Reading passage:
Voluntary Social Capital
Voluntary Contributions to Share Capital
Investing in “CONSUM, S.COOP.V.” is of interest to you. If you are a member (consumer or employee) of the Cooperative you can subscribe to voluntary share capital contributions with excellent returns. These are their main features:
Who can subscribe:
- Consumer members who reside in Spain.
- Employee members.
Method of payment:
Payment may be made by bank transfer or deposit into an account. Cash payments are not accepted.
Nominal value of each contribution:
Contribution amount - Contributions of 150 euros and multiples of this amount.
Maximum limit per member - There is a maximum limit per member contribution which will be determined by the Governing Council of the Cooperative at any given time and which is currently set at 81.000 euros in total for all issues. Therefore, no member can hold subscribed contributions with a total cumulative amount exceeding 81.000 euros.
Nominal interest rate:
Rate - The contributions enable the holder to receive an annual interest rate set by the Governing Council for each issue. This rate remains for the full six-month period and applies to both the current and previous issues.
Current rate - The current interest rate is 2.5 % gross per annum and is in force until 30 June 2026.
Interest rate variation – Every six months, coinciding with the payment of interest, the interested party is informed of the new interest rate that is in force for the following period.
Payment of interest:
Value date – The value date from which interest will commence to accrue in the member’s favour will be the day following the effective payment of the amount corresponding to the subscribed contributions.
An “effective payment” (deposit into the account or bank transfer in favour of “CONSUM, S. COOP. V.”) will be understood as the date on which the amount is credited to the Cooperative’s account.
Method – Exclusively by bank transfer to the account indicated by the subscriber. It is an essential requirement that the member notifies the Cooperative of a bank account number (IBAN code) to which the accrued interest will be paid using the communication form created for this purpose by the Cooperative. No voluntary contribution will be accepted unless it is accompanied by the corresponding bank account number. This requirement applies to both current and previous issues.
Payment dates - Payment of interest is made bi-annually on 30 June and 31 December each year.

Recorded data:
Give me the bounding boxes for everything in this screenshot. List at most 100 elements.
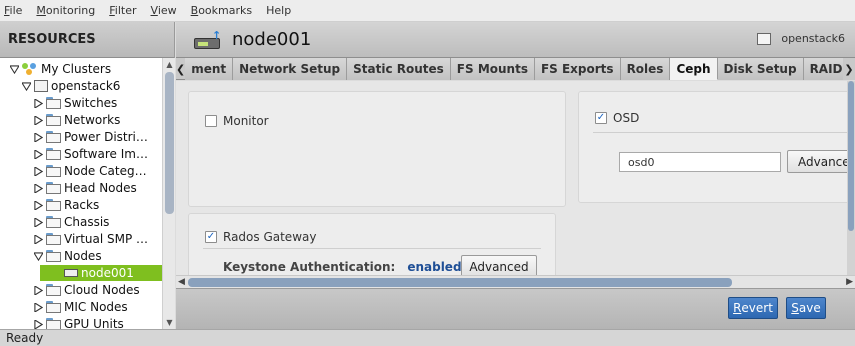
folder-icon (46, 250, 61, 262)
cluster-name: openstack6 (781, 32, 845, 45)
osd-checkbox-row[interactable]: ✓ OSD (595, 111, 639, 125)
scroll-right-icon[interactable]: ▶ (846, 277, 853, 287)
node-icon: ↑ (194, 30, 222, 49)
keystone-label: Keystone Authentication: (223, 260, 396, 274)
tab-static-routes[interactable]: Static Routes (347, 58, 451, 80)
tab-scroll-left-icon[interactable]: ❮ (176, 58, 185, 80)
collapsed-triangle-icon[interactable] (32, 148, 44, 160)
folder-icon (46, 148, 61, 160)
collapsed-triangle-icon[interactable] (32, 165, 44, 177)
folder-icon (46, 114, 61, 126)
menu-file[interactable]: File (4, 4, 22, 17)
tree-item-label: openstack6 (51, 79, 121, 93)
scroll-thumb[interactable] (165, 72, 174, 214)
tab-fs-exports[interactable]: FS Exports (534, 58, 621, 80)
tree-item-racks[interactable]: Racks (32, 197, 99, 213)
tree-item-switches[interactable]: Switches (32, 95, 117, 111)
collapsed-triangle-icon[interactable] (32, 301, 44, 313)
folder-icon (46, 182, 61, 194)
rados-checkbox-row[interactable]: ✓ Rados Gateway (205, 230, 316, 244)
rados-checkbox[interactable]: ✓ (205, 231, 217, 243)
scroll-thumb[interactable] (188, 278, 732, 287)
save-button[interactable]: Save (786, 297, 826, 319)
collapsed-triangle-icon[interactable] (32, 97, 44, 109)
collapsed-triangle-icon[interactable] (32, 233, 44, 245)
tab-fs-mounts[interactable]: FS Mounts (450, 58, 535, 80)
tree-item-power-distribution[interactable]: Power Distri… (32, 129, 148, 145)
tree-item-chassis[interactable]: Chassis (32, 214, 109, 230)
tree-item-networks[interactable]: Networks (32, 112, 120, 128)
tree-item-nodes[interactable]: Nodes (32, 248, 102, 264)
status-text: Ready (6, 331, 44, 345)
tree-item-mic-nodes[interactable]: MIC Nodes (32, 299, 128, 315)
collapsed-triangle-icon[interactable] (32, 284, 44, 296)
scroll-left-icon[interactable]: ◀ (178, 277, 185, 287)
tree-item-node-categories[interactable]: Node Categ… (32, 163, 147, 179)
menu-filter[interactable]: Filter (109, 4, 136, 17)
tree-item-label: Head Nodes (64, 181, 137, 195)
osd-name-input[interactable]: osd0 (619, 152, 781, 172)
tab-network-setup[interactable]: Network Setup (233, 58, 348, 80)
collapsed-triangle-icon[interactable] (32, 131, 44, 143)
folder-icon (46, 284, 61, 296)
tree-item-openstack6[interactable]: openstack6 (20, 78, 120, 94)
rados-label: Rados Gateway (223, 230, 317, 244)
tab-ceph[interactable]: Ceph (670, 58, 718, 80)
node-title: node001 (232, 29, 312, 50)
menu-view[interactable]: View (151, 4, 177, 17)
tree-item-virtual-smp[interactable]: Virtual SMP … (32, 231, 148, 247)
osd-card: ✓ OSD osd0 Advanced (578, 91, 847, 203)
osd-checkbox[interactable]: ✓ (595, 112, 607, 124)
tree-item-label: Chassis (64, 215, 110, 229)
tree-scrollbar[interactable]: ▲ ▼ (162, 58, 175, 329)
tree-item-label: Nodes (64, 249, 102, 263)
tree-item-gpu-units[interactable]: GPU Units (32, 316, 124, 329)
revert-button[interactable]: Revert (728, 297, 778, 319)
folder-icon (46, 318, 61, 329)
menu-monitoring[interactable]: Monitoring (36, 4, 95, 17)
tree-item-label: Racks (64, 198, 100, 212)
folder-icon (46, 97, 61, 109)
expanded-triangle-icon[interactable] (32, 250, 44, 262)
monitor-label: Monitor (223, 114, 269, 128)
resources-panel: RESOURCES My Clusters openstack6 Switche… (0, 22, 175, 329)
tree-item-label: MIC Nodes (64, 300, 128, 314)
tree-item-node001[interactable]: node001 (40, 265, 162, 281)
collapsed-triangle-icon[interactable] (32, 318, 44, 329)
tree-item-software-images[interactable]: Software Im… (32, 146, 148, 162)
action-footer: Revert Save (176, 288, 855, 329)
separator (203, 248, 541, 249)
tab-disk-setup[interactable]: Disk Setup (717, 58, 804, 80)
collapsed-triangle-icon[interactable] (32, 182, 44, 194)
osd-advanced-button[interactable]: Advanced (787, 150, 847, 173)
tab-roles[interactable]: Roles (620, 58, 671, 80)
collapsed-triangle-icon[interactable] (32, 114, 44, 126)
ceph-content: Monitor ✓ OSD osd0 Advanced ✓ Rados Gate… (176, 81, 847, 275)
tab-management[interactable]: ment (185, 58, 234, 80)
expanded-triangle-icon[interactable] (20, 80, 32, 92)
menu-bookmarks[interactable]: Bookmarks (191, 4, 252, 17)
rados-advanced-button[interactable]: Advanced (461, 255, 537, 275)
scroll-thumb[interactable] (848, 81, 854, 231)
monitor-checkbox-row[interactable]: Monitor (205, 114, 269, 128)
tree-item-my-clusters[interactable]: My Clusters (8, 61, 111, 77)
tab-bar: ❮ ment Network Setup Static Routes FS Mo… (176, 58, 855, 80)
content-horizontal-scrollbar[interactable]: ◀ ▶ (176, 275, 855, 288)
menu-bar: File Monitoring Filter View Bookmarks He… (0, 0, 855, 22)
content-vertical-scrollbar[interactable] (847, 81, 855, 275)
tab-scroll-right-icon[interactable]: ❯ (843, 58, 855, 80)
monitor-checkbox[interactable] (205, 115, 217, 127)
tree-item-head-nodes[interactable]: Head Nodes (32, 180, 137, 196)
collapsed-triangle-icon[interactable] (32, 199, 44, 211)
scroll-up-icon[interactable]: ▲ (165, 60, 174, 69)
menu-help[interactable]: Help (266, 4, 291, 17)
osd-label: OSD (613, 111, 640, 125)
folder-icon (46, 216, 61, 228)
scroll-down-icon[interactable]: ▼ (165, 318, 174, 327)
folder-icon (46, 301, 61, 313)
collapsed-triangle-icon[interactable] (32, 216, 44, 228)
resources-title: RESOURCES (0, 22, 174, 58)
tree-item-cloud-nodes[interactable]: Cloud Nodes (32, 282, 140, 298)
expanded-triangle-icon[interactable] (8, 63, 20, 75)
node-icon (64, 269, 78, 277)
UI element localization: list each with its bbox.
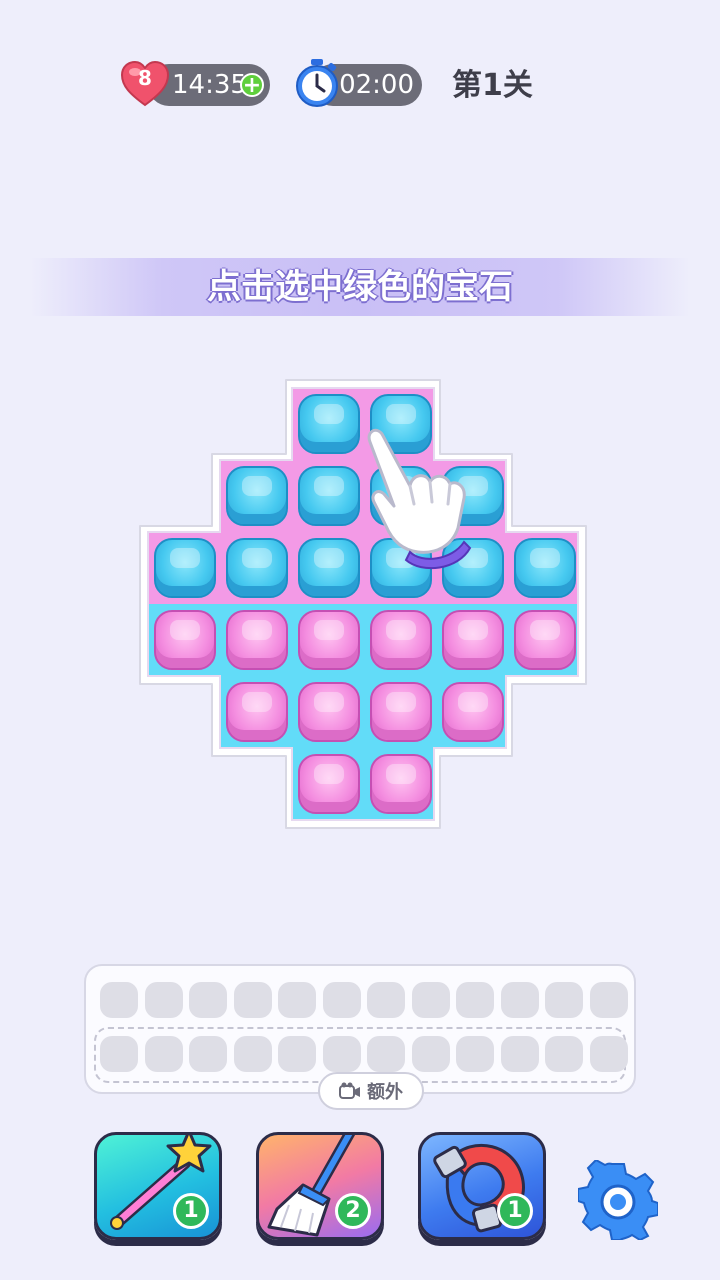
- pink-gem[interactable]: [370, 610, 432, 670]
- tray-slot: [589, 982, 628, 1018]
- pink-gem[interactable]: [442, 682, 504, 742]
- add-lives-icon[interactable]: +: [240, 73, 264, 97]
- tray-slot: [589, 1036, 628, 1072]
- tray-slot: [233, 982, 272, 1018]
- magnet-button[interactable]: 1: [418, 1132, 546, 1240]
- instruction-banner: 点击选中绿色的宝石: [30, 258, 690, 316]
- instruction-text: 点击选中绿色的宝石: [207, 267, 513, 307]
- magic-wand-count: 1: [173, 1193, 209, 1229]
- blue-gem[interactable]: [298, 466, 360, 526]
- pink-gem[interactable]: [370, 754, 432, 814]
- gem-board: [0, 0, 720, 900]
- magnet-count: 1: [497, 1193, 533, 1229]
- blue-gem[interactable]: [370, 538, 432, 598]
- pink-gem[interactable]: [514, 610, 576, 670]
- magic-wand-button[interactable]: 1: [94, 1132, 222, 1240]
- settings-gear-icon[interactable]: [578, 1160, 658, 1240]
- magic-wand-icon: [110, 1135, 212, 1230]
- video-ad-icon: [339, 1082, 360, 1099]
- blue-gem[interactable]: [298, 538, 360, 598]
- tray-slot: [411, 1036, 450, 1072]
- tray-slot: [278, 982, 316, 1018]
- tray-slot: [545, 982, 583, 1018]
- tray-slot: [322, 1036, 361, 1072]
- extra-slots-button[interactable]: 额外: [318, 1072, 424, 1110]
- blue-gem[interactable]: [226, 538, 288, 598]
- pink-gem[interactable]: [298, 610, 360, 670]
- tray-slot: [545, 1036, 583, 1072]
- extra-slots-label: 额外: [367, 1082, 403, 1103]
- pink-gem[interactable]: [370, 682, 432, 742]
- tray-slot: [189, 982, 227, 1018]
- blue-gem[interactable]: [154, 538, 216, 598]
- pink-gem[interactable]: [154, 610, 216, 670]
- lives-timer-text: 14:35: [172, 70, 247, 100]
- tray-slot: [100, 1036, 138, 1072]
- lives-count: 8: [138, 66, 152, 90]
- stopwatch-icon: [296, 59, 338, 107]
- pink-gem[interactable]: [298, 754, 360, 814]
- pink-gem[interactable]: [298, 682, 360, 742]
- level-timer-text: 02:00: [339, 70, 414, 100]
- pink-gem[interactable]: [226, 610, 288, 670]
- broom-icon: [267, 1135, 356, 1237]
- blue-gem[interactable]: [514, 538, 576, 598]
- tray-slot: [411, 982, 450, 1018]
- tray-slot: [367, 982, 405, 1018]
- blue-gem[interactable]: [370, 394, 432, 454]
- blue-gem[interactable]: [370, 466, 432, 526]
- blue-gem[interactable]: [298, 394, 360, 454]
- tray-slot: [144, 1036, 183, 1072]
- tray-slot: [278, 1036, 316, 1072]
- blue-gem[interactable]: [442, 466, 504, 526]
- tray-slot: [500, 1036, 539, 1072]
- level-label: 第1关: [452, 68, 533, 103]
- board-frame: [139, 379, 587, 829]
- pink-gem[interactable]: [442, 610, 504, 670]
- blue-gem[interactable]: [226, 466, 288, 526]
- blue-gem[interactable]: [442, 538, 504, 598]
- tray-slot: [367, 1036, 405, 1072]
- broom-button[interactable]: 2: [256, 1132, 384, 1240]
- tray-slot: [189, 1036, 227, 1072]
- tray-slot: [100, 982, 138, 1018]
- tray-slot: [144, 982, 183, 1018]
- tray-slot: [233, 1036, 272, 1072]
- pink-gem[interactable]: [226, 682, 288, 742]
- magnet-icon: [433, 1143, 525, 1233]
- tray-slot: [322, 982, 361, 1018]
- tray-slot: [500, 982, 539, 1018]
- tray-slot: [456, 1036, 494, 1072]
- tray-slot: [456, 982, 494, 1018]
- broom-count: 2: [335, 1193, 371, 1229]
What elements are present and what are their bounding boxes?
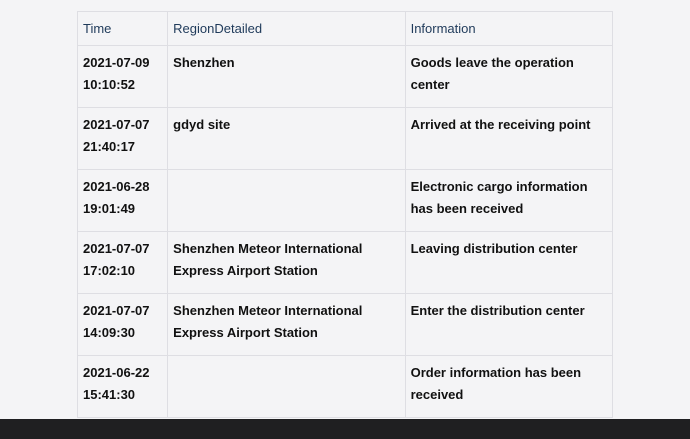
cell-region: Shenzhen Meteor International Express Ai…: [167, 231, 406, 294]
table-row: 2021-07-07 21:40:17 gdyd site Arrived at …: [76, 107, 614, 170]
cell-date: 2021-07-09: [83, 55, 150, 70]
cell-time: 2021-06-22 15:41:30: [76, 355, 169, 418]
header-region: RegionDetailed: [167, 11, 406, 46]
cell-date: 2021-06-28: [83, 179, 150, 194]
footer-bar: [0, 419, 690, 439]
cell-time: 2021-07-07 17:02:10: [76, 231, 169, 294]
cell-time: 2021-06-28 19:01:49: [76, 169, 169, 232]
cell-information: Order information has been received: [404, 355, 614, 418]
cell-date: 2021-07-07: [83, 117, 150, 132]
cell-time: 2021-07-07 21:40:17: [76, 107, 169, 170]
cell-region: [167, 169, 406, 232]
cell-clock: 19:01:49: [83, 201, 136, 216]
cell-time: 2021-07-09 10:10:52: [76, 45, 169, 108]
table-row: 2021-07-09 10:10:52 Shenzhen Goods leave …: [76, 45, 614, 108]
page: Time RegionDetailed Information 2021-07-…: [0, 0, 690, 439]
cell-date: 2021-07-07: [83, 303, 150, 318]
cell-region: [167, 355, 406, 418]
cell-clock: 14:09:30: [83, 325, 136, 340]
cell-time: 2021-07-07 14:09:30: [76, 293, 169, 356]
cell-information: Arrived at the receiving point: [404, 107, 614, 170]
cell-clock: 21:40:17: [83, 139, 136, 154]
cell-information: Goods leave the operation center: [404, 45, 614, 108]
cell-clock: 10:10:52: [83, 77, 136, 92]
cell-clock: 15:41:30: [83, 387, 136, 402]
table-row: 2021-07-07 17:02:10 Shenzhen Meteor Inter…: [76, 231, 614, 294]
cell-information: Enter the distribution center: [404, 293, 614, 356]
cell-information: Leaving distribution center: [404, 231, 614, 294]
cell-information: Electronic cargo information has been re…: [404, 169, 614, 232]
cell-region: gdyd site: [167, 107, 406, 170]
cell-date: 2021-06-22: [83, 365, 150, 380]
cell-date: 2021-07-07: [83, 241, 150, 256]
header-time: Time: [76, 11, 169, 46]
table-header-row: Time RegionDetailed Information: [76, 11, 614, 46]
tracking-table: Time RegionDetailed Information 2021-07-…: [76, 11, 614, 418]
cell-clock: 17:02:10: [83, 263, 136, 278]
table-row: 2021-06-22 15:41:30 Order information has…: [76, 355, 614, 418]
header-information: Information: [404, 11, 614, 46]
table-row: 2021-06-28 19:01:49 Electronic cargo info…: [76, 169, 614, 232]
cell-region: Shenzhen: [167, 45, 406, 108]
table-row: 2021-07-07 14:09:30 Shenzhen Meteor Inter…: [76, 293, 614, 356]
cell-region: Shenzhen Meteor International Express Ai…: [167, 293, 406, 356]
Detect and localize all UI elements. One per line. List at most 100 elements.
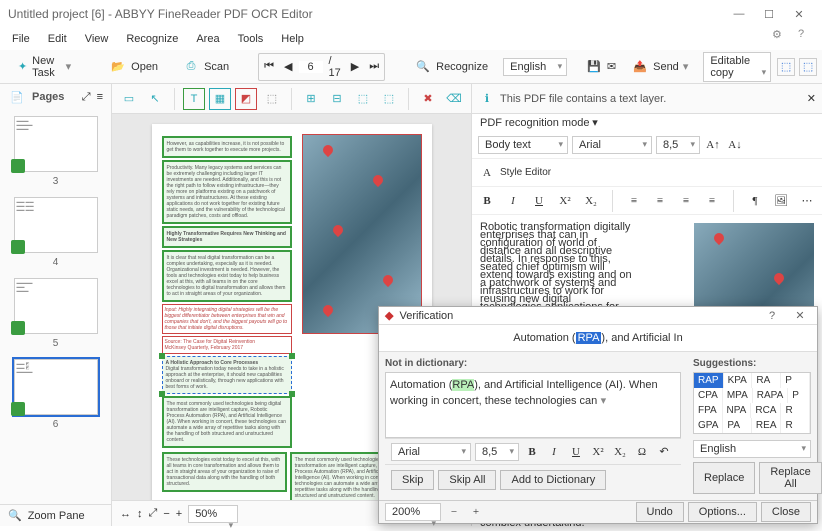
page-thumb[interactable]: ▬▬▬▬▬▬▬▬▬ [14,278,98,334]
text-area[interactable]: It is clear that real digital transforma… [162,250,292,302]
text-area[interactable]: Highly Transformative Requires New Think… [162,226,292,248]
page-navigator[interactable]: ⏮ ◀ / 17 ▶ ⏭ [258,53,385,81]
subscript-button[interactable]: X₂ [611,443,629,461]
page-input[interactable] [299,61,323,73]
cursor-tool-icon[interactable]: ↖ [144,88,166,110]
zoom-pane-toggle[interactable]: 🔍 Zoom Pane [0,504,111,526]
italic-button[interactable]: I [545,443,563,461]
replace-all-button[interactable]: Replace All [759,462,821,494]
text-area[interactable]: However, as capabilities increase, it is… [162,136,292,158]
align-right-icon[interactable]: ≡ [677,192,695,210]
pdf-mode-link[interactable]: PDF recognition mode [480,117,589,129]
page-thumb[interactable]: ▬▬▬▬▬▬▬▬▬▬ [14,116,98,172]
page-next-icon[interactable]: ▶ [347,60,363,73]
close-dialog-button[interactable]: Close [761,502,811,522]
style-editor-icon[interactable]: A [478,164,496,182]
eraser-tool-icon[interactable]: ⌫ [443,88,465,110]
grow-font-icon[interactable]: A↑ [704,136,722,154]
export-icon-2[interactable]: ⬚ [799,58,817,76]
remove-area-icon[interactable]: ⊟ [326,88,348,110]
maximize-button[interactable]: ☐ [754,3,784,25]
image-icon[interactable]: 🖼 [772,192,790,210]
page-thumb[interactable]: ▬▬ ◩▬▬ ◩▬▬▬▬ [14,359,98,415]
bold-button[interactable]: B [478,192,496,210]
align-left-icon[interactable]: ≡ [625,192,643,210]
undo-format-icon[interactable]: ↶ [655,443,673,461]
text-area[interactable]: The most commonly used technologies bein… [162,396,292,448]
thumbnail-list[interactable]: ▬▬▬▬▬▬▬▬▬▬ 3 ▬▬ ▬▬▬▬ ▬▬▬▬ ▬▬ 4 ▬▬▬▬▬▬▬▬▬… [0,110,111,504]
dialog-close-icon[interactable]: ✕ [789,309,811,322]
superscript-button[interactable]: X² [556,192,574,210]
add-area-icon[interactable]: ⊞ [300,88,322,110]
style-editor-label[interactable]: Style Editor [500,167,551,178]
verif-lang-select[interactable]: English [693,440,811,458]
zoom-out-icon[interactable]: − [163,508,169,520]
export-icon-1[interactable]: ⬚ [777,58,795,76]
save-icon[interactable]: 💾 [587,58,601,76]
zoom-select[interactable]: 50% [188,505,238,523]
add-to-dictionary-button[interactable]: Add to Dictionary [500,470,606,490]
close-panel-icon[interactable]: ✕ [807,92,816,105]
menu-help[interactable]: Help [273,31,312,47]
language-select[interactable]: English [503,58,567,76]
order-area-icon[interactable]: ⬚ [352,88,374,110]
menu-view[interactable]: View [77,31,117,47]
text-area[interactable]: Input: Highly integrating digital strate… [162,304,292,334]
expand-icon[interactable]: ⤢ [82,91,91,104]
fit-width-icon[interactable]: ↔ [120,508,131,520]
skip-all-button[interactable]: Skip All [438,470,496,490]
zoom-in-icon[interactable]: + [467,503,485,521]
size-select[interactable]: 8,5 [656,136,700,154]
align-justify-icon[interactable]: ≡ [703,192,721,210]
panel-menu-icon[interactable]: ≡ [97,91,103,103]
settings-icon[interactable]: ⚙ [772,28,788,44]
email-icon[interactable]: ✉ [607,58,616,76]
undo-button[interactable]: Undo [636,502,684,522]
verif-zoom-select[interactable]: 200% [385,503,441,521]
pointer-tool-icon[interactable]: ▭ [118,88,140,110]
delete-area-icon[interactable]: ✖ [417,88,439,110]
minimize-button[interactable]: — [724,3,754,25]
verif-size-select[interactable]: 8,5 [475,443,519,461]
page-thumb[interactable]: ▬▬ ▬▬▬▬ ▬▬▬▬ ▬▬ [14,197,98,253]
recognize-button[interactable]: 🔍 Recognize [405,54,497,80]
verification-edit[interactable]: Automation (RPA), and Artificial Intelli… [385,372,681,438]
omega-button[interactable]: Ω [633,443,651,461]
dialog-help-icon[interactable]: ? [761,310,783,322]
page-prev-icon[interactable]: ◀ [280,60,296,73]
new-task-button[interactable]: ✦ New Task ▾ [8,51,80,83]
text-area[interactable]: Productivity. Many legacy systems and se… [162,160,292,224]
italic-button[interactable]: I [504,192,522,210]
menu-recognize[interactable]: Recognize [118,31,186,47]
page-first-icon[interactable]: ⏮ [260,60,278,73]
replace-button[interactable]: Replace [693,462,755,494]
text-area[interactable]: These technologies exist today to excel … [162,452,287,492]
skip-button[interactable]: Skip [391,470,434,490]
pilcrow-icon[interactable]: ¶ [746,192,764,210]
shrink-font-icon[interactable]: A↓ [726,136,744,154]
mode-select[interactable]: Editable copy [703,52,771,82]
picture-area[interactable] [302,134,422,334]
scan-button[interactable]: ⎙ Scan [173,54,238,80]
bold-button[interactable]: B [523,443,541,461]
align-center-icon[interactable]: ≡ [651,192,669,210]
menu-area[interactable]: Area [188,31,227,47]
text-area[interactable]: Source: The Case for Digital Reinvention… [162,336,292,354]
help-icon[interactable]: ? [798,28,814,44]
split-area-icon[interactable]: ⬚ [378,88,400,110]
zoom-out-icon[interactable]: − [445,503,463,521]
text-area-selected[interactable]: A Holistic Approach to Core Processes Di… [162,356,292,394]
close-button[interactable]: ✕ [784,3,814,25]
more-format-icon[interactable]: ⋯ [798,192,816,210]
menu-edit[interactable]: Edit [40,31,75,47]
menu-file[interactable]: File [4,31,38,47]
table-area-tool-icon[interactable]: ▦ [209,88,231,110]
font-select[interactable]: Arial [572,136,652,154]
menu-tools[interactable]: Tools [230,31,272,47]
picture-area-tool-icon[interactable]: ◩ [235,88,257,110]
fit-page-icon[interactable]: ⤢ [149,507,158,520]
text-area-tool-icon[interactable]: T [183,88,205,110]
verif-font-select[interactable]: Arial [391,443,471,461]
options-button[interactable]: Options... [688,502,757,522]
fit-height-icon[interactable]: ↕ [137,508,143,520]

Your tasks:
1) Output the stretch of the share capital text from "- Employee members." through "of this amount.", word for word.
2) List every section heading that ends with a colon in the share capital text.
3) Write the next part of the share capital text, starting after its final line.
The records are separate material and are not part of the share capital text.

Expected answers:
1)
- Employee members.
Method of payment:
Payment may be made by bank transfer or deposit into an account. Cash payments are not accepted.
Nominal value of each contribution:
Contribution amount - Contributions of 150 euros and multiples of this amount.

2)
- Who can subscribe
- Method of payment
- Nominal value of each contribution
- Nominal interest rate
- Payment of interest

3)
Legal consideration and withholding – The interest paid constitutes income from movable capital and is subject to withholding at the rate in force at any given time. It is currently 19%.
Annual withholding certificate – A corresponding annual withholding certificate will be issued to the interested party for the purpose of filing their personal income tax.
Method of subscribing to the contributions:
Consumer members – Any consumer member that is interested in subscribing to and paying voluntary share capital contributions may contact the Director or Store Manager where they normally shop.
Employee members – Any employee member that is interested in subscribing to and paying in voluntary share capital contributions may contact the Director or Store Manager where they normally shop. Staff at the Silla head office can also contact the person responsible for Voluntary Share Capital in the Finance Department.
Documents required -
A National Identity Document (DNI, or NIE in the case of foreign nationals) is required for both employee and consumer members.
Provisional receipt and definitive certificate – A provisional receipt is issued at the time of subscription and, shortly after this, a definitive certificate will be sent to the interested party containing details of the outstanding balance of all voluntary contributions currently in force. The certificate is sent to the member’s home address by ordinary post.
Refund of the contributions:
Procedure for leaving the Cooperative – Giving a minimum of 15 days’ notice, members must send a letter to the Governing Council to notify them of their withdrawal and must also notify the person responsible for Voluntary Share Capital by telephone. The refund of the contributions will be made once the withdrawal has been processed.
Procedure without the requirement to leave the Cooperative – Two possibilities exist:
- At any time after 1 year has passed from the subscription date, on request to the person responsible for Voluntary Share Capital, giving 15 days’ notice, and signing the refund request form that will be provided.
- At any time before 1 year has elapsed from the subscription date, by following the internal procedure for transferring the contribution to another member and signing the transfer request. The contribution will be refunded to the applicant within 15 days.
Reimbursement method – Solely by crossed, nominative cheque.
Refund amount - In all cases, the member will be reimbursed the nominal value of their contribution, plus interest accrued up to the date of the refund (retaining the legal deduction) in accordance with the period during which the contribution was effectively held by the Cooperative.
Additional information:
To request further information, you may contact the person responsible for Voluntary Share Capital in our Finance Department by telephoning 96 197 40 00. Business hours are Monday to Friday from 10:00 am to 2:00 pm.
Regulations:
The regulations that apply to the voluntary share capital are as follows:
- Articles 55-1, 57, 60 and 61-6 of the Legislative Decree 2/2015 of 15 May of the Consell, which approves the Consolidated Text of the Law on Cooperatives of the Valencian Community.
- Articles 47-1, 47-9, 48-1 and 52-1 of the Byelaws.
- Issue resolutions from the Governing Council.
Legislative decree 2/2015 of 15 May of the Consell approving the Consolidated Text of the Law on Cooperatives of the Valencian Community.
Article 55. Share capital.
1. The share capital of the cooperative will include the mandatory and voluntary contributions of its members and, where applicable, of associate persons. A minimum of 25% of the amount must be paid in at the time of incorporation.
The share contributions, whether mandatory or voluntary, may be:
a) Contributions with a right to reimbursement.
b) Contributions whose reimbursement may be unconditionally refused by the Governing Council in the event of withdrawal or other circumstances provided for in this law.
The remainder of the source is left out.